Data records:
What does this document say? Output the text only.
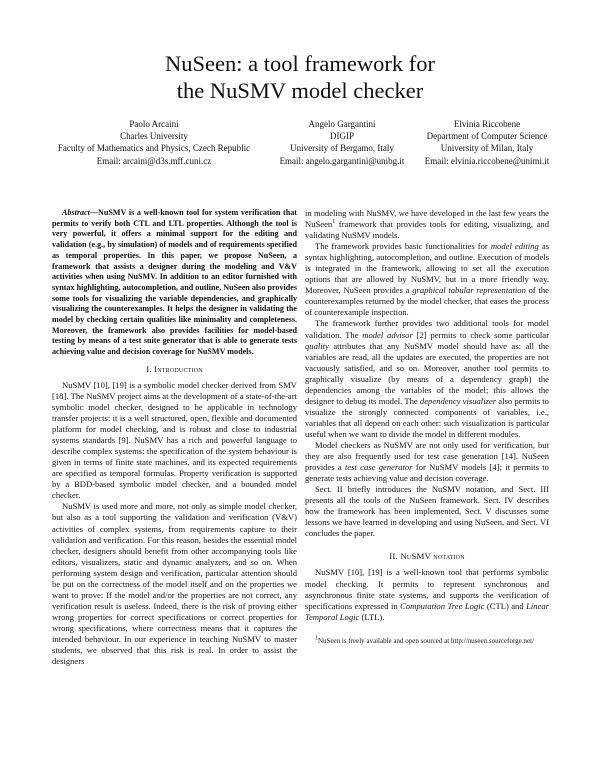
NuSeen: a tool framework for
the NuSMV model checker
Paolo Arcaini
Charles University
Faculty of Mathematics and Physics, Czech Republic
Email: arcaini@d3s.mff.cuni.cz
Angelo Gargantini
DIGIP
University of Bergamo, Italy
Email: angelo.gargantini@unibg.it
Elvinia Riccobene
Department of Computer Science
University of Milan, Italy
Email: elvinia.riccobene@unimi.it

Abstract—NuSMV is a well-known tool for system verification that permits to verify both CTL and LTL properties. Although the tool is very powerful, it offers a minimal support for the editing and validation (e.g., by simulation) of models and of requirements specified as temporal properties. In this paper, we propose NuSeen, a framework that assists a designer during the modeling and V&V activities when using NuSMV. In addition to an editor furnished with syntax highlighting, autocompletion, and outline, NuSeen also provides some tools for visualizing the variable dependencies, and graphically visualizing the counterexamples. It helps the designer in validating the model by checking certain qualities like minimality and completeness. Moreover, the framework also provides facilities for model-based testing by means of a test suite generator that is able to generate tests achieving value and decision coverage for NuSMV models.

I. Introduction

NuSMV [10], [19] is a symbolic model checker derived from SMV [18]. The NuSMV project aims at the development of a state-of-the-art symbolic model checker, designed to be applicable in technology transfer projects: it is a well structured, open, flexible and documented platform for model checking, and is robust and close to industrial systems standards [9]. NuSMV has a rich and powerful language to describe complex systems: the specification of the system behaviour is given in terms of finite state machines, and its expected requirements are specified as temporal formulas. Property verification is supported by a BDD-based symbolic model checker, and a bounded model checker.

NuSMV is used more and more, not only as simple model checker, but also as a tool supporting the validation and verification (V&V) activities of complex systems, from requirements capture to their validation and verification. For this reason, besides the essential model checker, designers should benefit from other accompanying tools like editors, visualizers, static and dynamic analyzers, and so on. When performing system design and verification, particular attention should be put on the correctness of the model itself and on the properties we want to prove: If the model and/or the properties are not correct, any verification result is useless. Indeed, there is the risk of proving either wrong properties for correct specifications or correct properties for wrong specifications, where correctness means that it captures the intended behaviour. In our experience in teaching NuSMV to master students, we observed that this risk is real. In order to assist the designers

in modeling with NuSMV, we have developed in the last few years the NuSeen$^1$ framework that provides tools for editing, visualizing, and validating NuSMV models.

The framework provides basic functionalities for model editing as syntax highlighting, autocompletion, and outline. Execution of models is integrated in the framework, allowing to set all the execution options that are allowed by NuSMV, but in a more friendly way. Moreover, NuSeen provides a graphical tabular representation of the counterexamples returned by the model checker, that eases the process of counterexample inspection.

The framework further provides two additional tools for model validation. The model advisor [2] permits to check some particular quality attributes that any NuSMV model should have as: all the variables are read, all the updates are executed, the properties are not vacuously satisfied, and so on. Moreover, another tool permits to graphically visualize (by means of a dependency graph) the dependencies among the variables of the model; this allows the designer to debug its model. The dependency visualizer also permits to visualize the strongly connected components of variables, i.e., variables that all depend on each other: such visualization is particular useful when we want to divide the model in different modules.

Model checkers as NuSMV are not only used for verification, but they are also frequently used for test case generation [14]. NuSeen provides a test case generator for NuSMV models [4]; it permits to generate tests achieving value and decision coverage.

Sect. II briefly introduces the NuSMV notation, and Sect. III presents all the tools of the NuSeen framework. Sect. IV describes how the framework has been implemented, Sect. V discusses some lessons we have learned in developing and using NuSeen, and Sect. VI concludes the paper.

II. NuSMV notation

NuSMV [10], [19] is a well-known tool that performs symbolic model checking. It permits to represent synchronous and asynchronous finite state systems, and supports the verification of specifications expressed in Computation Tree Logic (CTL) and Linear Temporal Logic (LTL).

$^1$NuSeen is freely available and open sourced at http://nuseen.sourceforge.net/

● Written problem: Transcribe every line in the entries above, taking out only the images.

● Reply to the exercise:
What does this document say? Output the text only.
NuSeen: a tool framework for
the NuSMV model checker
Paolo Arcaini
Charles University
Faculty of Mathematics and Physics, Czech Republic
Email: arcaini@d3s.mff.cuni.cz
Angelo Gargantini
DIGIP
University of Bergamo, Italy
Email: angelo.gargantini@unibg.it
Elvinia Riccobene
Department of Computer Science
University of Milan, Italy
Email: elvinia.riccobene@unimi.it

Abstract—NuSMV is a well-known tool for system verification that permits to verify both CTL and LTL properties. Although the tool is very powerful, it offers a minimal support for the editing and validation (e.g., by simulation) of models and of requirements specified as temporal properties. In this paper, we propose NuSeen, a framework that assists a designer during the modeling and V&V activities when using NuSMV. In addition to an editor furnished with syntax highlighting, autocompletion, and outline, NuSeen also provides some tools for visualizing the variable dependencies, and graphically visualizing the counterexamples. It helps the designer in validating the model by checking certain qualities like minimality and completeness. Moreover, the framework also provides facilities for model-based testing by means of a test suite generator that is able to generate tests achieving value and decision coverage for NuSMV models.

I. Introduction

NuSMV [10], [19] is a symbolic model checker derived from SMV [18]. The NuSMV project aims at the development of a state-of-the-art symbolic model checker, designed to be applicable in technology transfer projects: it is a well structured, open, flexible and documented platform for model checking, and is robust and close to industrial systems standards [9]. NuSMV has a rich and powerful language to describe complex systems: the specification of the system behaviour is given in terms of finite state machines, and its expected requirements are specified as temporal formulas. Property verification is supported by a BDD-based symbolic model checker, and a bounded model checker.

NuSMV is used more and more, not only as simple model checker, but also as a tool supporting the validation and verification (V&V) activities of complex systems, from requirements capture to their validation and verification. For this reason, besides the essential model checker, designers should benefit from other accompanying tools like editors, visualizers, static and dynamic analyzers, and so on. When performing system design and verification, particular attention should be put on the correctness of the model itself and on the properties we want to prove: If the model and/or the properties are not correct, any verification result is useless. Indeed, there is the risk of proving either wrong properties for correct specifications or correct properties for wrong specifications, where correctness means that it captures the intended behaviour. In our experience in teaching NuSMV to master students, we observed that this risk is real. In order to assist the designers

in modeling with NuSMV, we have developed in the last few years the NuSeen$^1$ framework that provides tools for editing, visualizing, and validating NuSMV models.

The framework provides basic functionalities for model editing as syntax highlighting, autocompletion, and outline. Execution of models is integrated in the framework, allowing to set all the execution options that are allowed by NuSMV, but in a more friendly way. Moreover, NuSeen provides a graphical tabular representation of the counterexamples returned by the model checker, that eases the process of counterexample inspection.

The framework further provides two additional tools for model validation. The model advisor [2] permits to check some particular quality attributes that any NuSMV model should have as: all the variables are read, all the updates are executed, the properties are not vacuously satisfied, and so on. Moreover, another tool permits to graphically visualize (by means of a dependency graph) the dependencies among the variables of the model; this allows the designer to debug its model. The dependency visualizer also permits to visualize the strongly connected components of variables, i.e., variables that all depend on each other: such visualization is particular useful when we want to divide the model in different modules.

Model checkers as NuSMV are not only used for verification, but they are also frequently used for test case generation [14]. NuSeen provides a test case generator for NuSMV models [4]; it permits to generate tests achieving value and decision coverage.

Sect. II briefly introduces the NuSMV notation, and Sect. III presents all the tools of the NuSeen framework. Sect. IV describes how the framework has been implemented, Sect. V discusses some lessons we have learned in developing and using NuSeen, and Sect. VI concludes the paper.

II. NuSMV notation

NuSMV [10], [19] is a well-known tool that performs symbolic model checking. It permits to represent synchronous and asynchronous finite state systems, and supports the verification of specifications expressed in Computation Tree Logic (CTL) and Linear Temporal Logic (LTL).

$^1$NuSeen is freely available and open sourced at http://nuseen.sourceforge.net/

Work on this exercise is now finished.